* **Task to complete**: Word for word, transcribe the lines below and drop the pictures.

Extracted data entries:
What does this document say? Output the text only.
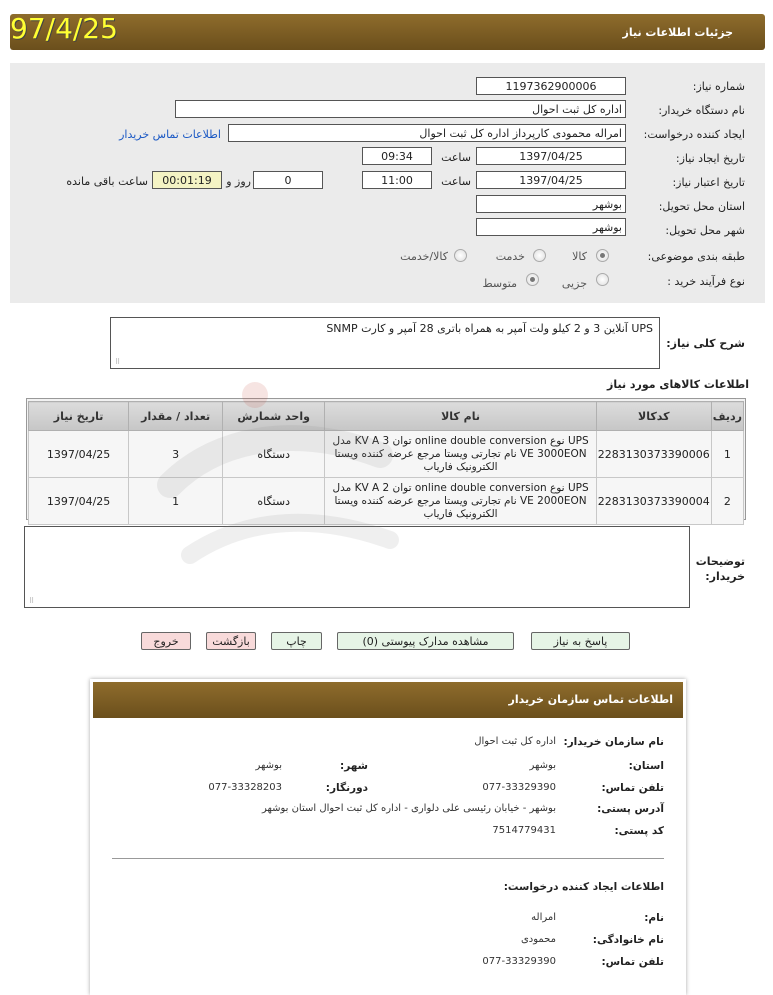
جزئیات اطلاعات نیاز
97/4/25
شماره نیاز:
1197362900006
نام دستگاه خریدار:
اداره کل ثبت احوال
ایجاد کننده درخواست:
امراله محمودی کارپرداز اداره کل ثبت احوال
اطلاعات تماس خریدار
تاریخ ایجاد نیاز:
1397/04/25
ساعت
09:34
تاریخ اعتبار نیاز:
1397/04/25
ساعت
11:00
0
روز و
00:01:19
ساعت باقی مانده
استان محل تحویل:
بوشهر
شهر محل تحویل:
بوشهر
طبقه بندی موضوعی:
کالا
خدمت
کالا/خدمت
نوع فرآیند خرید :
جزیی
متوسط
شرح کلی نیاز:
UPS آنلاین 3 و 2 کیلو ولت آمپر به همراه باتری 28 آمپر و کارت SNMP
⠿
اطلاعات کالاهای مورد نیاز
ردیف	کدکالا	نام کالا	واحد شمارش	تعداد / مقدار	تاریخ نیاز
1	2283130373390006	UPS نوع online double conversion توان 3 KV A مدل
VE 3000EON نام تجارتی ویستا مرجع عرضه کننده ویستا
الکترونیک فاریاب	دستگاه	3	1397/04/25
2	2283130373390004	UPS نوع online double conversion توان 2 KV A مدل
VE 2000EON نام تجارتی ویستا مرجع عرضه کننده ویستا
الکترونیک فاریاب	دستگاه	1	1397/04/25
توضیحات
خریدار:
⠿
پاسخ به نیاز
مشاهده مدارک پیوستی (0)
چاپ
بازگشت
خروج
اطلاعات تماس سازمان خریدار
نام سازمان خریدار:
اداره کل ثبت احوال
استان:
بوشهر
شهر:
بوشهر
تلفن تماس:
077-33329390
دورنگار:
077-33328203
آدرس پستی:
بوشهر - خیابان رئیسی علی دلواری - اداره کل ثبت احوال استان بوشهر
کد پستی:
7514779431
اطلاعات ایجاد کننده درخواست:
نام:
امراله
نام خانوادگی:
محمودی
تلفن تماس:
077-33329390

* **Output**:
What does this document say? Output the text only.
جزئیات اطلاعات نیاز
97/4/25
شماره نیاز:
1197362900006
نام دستگاه خریدار:
اداره کل ثبت احوال
ایجاد کننده درخواست:
امراله محمودی کارپرداز اداره کل ثبت احوال
اطلاعات تماس خریدار
تاریخ ایجاد نیاز:
1397/04/25
ساعت
09:34
تاریخ اعتبار نیاز:
1397/04/25
ساعت
11:00
0
روز و
00:01:19
ساعت باقی مانده
استان محل تحویل:
بوشهر
شهر محل تحویل:
بوشهر
طبقه بندی موضوعی:
کالا
خدمت
کالا/خدمت
نوع فرآیند خرید :
جزیی
متوسط
شرح کلی نیاز:
UPS آنلاین 3 و 2 کیلو ولت آمپر به همراه باتری 28 آمپر و کارت SNMP
⠿
اطلاعات کالاهای مورد نیاز
ردیف	کدکالا	نام کالا	واحد شمارش	تعداد / مقدار	تاریخ نیاز
1	2283130373390006	UPS نوع online double conversion توان 3 KV A مدل
VE 3000EON نام تجارتی ویستا مرجع عرضه کننده ویستا
الکترونیک فاریاب	دستگاه	3	1397/04/25
2	2283130373390004	UPS نوع online double conversion توان 2 KV A مدل
VE 2000EON نام تجارتی ویستا مرجع عرضه کننده ویستا
الکترونیک فاریاب	دستگاه	1	1397/04/25
توضیحات
خریدار:
⠿
پاسخ به نیاز
مشاهده مدارک پیوستی (0)
چاپ
بازگشت
خروج
اطلاعات تماس سازمان خریدار
نام سازمان خریدار:
اداره کل ثبت احوال
استان:
بوشهر
شهر:
بوشهر
تلفن تماس:
077-33329390
دورنگار:
077-33328203
آدرس پستی:
بوشهر - خیابان رئیسی علی دلواری - اداره کل ثبت احوال استان بوشهر
کد پستی:
7514779431
اطلاعات ایجاد کننده درخواست:
نام:
امراله
نام خانوادگی:
محمودی
تلفن تماس:
077-33329390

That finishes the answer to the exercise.